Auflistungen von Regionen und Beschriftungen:
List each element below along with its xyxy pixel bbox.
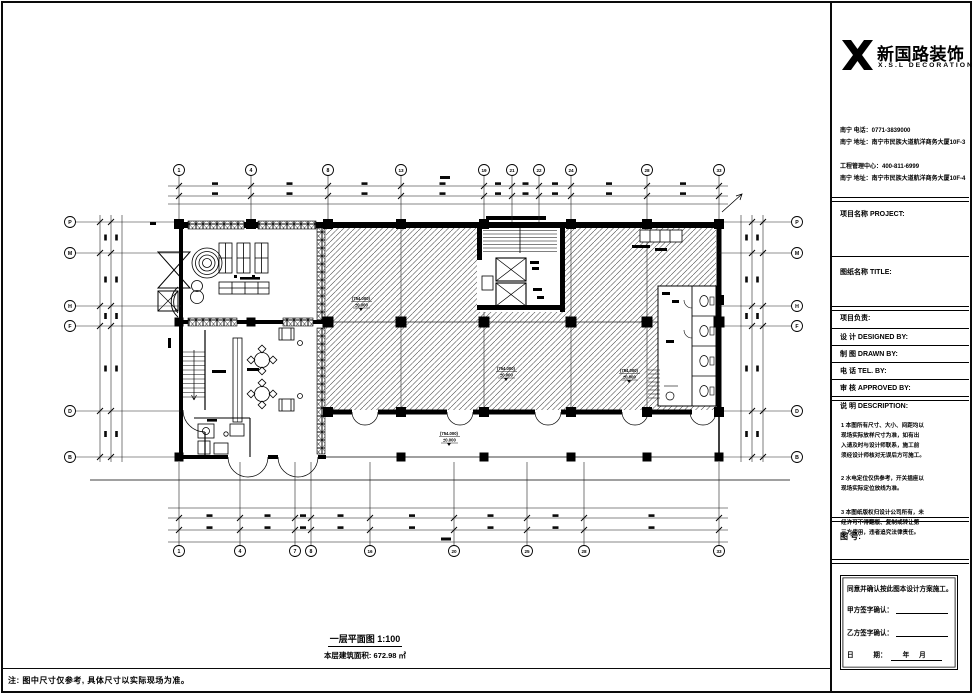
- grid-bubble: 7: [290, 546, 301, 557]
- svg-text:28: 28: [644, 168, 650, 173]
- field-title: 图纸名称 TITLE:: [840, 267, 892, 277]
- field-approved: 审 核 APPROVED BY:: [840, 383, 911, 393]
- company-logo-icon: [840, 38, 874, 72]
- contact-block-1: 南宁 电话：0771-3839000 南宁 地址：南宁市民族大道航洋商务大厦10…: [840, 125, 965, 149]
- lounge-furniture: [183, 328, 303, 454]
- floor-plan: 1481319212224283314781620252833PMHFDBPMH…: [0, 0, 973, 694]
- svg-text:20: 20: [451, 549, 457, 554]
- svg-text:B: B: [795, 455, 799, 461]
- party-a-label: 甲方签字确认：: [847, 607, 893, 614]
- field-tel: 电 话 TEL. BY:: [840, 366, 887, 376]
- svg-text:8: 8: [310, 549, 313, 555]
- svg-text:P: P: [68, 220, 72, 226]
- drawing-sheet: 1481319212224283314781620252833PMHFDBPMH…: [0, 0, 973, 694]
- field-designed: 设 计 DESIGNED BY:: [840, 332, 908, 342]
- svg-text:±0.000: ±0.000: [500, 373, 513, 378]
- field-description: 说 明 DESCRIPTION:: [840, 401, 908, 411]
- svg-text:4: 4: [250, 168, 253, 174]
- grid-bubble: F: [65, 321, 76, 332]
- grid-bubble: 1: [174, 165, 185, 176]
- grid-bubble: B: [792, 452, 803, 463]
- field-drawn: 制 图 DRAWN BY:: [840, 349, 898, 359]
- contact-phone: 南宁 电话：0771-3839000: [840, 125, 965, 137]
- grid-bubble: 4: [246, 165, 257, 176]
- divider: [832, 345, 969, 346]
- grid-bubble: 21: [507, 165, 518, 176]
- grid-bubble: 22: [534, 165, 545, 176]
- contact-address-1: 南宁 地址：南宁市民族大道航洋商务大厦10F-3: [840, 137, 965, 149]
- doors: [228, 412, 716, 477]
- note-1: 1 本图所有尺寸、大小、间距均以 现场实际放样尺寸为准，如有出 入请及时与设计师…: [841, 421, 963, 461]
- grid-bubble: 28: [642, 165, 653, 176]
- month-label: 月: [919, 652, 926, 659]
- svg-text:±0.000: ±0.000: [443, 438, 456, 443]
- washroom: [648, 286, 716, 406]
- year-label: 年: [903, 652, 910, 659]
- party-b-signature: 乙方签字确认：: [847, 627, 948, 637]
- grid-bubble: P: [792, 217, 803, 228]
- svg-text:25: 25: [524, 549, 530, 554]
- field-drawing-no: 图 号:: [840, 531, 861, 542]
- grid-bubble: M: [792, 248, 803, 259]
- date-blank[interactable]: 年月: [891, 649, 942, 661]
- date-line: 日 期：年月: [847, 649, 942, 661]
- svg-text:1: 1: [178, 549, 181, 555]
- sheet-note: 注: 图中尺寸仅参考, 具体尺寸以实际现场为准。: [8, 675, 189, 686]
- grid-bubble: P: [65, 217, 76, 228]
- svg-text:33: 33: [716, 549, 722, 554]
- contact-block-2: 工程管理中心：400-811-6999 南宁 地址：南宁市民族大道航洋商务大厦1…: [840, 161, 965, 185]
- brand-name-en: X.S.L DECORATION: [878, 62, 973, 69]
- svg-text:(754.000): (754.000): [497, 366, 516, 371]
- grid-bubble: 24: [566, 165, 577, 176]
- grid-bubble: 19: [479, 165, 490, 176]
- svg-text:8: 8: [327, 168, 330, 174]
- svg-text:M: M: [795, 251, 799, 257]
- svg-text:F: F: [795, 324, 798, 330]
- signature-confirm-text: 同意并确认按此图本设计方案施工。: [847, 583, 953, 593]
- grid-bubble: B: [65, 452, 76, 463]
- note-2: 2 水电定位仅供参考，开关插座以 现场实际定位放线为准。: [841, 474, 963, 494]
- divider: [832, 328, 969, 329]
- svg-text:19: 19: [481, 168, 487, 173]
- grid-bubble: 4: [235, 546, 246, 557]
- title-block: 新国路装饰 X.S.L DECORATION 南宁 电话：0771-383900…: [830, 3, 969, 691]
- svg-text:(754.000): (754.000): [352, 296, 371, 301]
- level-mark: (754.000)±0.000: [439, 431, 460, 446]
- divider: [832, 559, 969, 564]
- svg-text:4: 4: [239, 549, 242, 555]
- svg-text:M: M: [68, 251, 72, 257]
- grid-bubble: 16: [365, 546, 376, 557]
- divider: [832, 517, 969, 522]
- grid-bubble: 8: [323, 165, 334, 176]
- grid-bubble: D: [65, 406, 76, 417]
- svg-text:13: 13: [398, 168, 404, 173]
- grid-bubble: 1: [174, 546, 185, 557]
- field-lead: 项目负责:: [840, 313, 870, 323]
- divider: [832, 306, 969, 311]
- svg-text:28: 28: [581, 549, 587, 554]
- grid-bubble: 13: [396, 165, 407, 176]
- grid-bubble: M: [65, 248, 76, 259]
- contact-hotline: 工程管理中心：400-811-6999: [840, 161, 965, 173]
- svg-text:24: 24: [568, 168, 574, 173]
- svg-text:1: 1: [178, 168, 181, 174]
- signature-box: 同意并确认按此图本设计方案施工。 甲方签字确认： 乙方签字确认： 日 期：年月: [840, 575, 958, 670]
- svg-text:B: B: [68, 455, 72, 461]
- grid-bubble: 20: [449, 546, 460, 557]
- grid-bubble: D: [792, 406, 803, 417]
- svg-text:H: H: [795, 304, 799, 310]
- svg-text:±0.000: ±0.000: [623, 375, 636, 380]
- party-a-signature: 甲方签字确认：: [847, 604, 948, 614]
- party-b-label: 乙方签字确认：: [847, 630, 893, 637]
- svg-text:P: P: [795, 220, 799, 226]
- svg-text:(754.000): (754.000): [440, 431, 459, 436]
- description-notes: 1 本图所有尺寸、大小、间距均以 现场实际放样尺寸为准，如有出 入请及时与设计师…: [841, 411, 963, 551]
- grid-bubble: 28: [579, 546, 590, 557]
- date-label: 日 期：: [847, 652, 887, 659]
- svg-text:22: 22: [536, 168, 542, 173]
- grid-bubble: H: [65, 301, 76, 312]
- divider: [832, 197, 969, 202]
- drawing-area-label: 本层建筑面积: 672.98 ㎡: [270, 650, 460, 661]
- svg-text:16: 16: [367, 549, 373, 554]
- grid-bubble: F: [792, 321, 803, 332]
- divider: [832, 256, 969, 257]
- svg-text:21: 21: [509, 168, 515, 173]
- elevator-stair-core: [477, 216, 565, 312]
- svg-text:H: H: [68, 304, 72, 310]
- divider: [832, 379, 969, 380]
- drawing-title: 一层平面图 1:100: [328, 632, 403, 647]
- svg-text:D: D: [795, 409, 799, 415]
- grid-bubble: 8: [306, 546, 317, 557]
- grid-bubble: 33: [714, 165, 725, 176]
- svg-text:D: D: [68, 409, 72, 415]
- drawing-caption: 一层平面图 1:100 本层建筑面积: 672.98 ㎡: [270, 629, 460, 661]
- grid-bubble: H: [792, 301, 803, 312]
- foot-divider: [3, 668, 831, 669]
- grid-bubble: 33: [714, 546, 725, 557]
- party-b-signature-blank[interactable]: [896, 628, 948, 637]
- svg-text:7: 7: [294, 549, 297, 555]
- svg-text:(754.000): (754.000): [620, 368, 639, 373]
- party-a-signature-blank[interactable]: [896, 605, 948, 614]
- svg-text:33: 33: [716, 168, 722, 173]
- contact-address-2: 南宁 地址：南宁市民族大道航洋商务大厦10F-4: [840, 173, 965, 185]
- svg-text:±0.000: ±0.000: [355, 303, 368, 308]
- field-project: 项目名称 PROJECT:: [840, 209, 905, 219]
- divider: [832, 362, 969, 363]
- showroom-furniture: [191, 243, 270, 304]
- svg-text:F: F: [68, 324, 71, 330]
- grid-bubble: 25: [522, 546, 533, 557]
==
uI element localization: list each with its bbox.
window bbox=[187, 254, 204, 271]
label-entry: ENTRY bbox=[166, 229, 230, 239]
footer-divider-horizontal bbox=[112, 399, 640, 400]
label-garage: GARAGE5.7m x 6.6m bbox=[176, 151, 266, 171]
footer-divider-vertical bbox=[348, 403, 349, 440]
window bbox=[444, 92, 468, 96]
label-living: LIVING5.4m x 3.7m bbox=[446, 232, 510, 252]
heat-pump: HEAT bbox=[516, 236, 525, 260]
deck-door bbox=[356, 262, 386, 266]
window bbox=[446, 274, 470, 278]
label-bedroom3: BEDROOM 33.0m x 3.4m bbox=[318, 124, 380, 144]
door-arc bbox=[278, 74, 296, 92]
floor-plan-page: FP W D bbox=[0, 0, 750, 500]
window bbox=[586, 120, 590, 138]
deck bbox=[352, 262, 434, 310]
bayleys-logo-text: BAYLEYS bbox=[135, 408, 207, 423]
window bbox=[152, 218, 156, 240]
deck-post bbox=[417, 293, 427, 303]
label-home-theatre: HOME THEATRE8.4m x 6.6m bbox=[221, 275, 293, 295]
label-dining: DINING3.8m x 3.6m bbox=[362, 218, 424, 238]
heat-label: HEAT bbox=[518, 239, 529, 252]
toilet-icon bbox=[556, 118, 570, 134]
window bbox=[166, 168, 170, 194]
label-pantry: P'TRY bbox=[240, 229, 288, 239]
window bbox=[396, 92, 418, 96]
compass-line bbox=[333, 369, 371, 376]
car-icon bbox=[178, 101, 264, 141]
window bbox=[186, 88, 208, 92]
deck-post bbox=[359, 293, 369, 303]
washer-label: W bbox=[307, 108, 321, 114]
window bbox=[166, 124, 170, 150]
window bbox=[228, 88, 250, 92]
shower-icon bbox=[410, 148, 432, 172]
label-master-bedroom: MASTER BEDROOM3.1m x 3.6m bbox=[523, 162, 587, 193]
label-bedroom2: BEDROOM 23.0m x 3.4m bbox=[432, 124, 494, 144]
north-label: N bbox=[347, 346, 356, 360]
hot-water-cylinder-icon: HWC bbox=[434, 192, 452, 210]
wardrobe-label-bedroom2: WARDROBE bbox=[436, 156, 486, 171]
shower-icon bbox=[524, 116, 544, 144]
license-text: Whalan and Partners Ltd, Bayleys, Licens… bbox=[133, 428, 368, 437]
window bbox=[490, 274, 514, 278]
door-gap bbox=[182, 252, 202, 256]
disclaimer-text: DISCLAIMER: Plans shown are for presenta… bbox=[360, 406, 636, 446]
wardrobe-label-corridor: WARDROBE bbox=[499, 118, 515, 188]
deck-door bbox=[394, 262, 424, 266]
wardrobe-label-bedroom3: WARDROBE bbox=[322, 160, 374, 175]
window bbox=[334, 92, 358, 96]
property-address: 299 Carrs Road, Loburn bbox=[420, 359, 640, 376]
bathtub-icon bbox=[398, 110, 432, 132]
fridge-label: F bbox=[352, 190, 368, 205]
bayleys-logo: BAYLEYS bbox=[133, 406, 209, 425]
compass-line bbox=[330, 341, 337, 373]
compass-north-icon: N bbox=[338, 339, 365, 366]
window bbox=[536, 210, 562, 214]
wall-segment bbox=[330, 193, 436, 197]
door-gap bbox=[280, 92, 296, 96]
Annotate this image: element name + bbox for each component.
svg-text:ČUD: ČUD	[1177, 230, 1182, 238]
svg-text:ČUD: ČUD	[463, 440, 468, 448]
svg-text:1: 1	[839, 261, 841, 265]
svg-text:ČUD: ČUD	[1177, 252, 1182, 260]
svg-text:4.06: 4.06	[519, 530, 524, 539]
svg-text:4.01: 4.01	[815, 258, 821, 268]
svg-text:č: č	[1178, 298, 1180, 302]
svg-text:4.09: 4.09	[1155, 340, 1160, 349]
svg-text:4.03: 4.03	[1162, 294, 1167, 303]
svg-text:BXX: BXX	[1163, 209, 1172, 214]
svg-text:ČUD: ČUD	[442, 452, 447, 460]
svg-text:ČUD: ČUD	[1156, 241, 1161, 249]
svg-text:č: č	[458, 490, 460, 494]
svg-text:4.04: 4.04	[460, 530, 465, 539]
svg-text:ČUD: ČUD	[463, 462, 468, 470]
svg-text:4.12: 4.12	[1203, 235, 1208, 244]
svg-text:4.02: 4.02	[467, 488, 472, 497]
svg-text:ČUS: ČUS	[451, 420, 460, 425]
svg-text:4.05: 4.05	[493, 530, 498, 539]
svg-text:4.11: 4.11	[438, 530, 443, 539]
* * *
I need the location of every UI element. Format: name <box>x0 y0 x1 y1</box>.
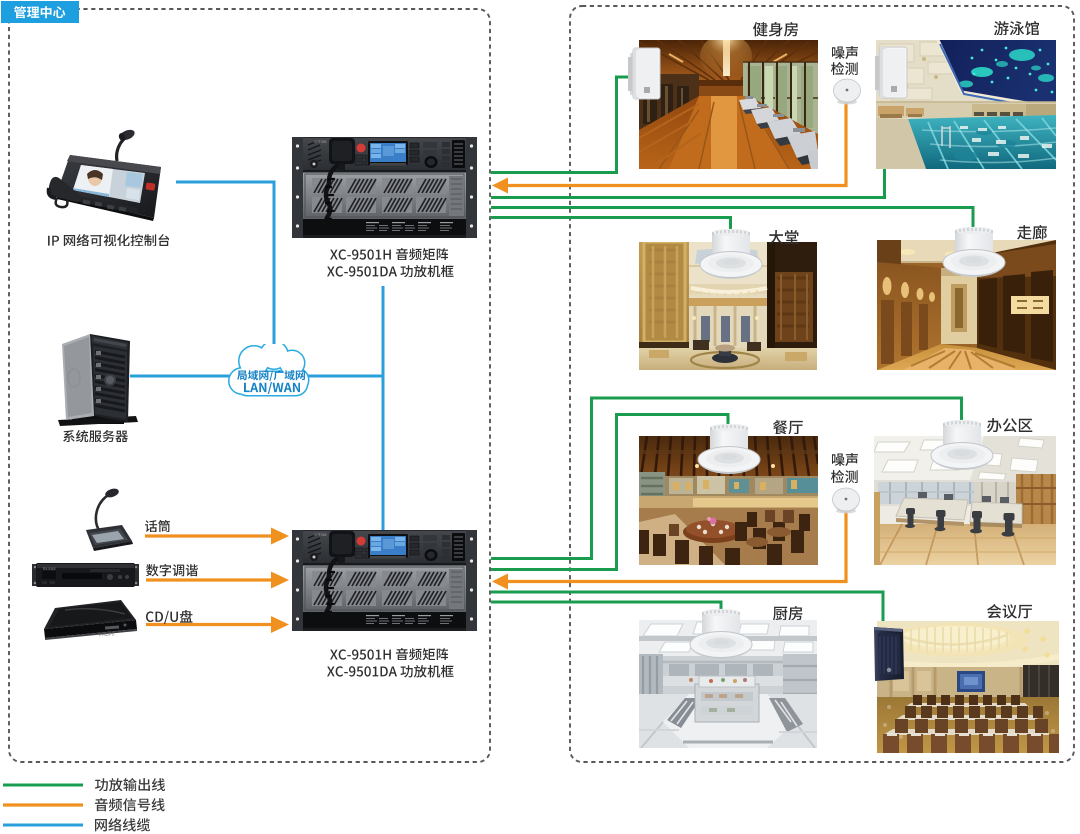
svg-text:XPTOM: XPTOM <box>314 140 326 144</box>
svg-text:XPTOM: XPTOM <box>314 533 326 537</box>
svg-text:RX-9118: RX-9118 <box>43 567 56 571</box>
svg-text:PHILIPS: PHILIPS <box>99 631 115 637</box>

* Arbeitsanweisung: Übertragen Sie aus der Auflistung die Zeilen von der Zeile mit „I need the location“ bis zur Zeile mit „svg-text:PHILIPS: PHILIPS <box>99“ unverändert, beide eingeschlossen. Bilder werden in der Antwort nicht wiedergegeben.

* Lösung:
I need the location of every UI element. Format: name <box>x0 y0 x1 y1</box>.
svg-text:XPTOM: XPTOM <box>314 140 326 144</box>
svg-text:XPTOM: XPTOM <box>314 533 326 537</box>
svg-text:RX-9118: RX-9118 <box>43 567 56 571</box>
svg-text:PHILIPS: PHILIPS <box>99 631 115 637</box>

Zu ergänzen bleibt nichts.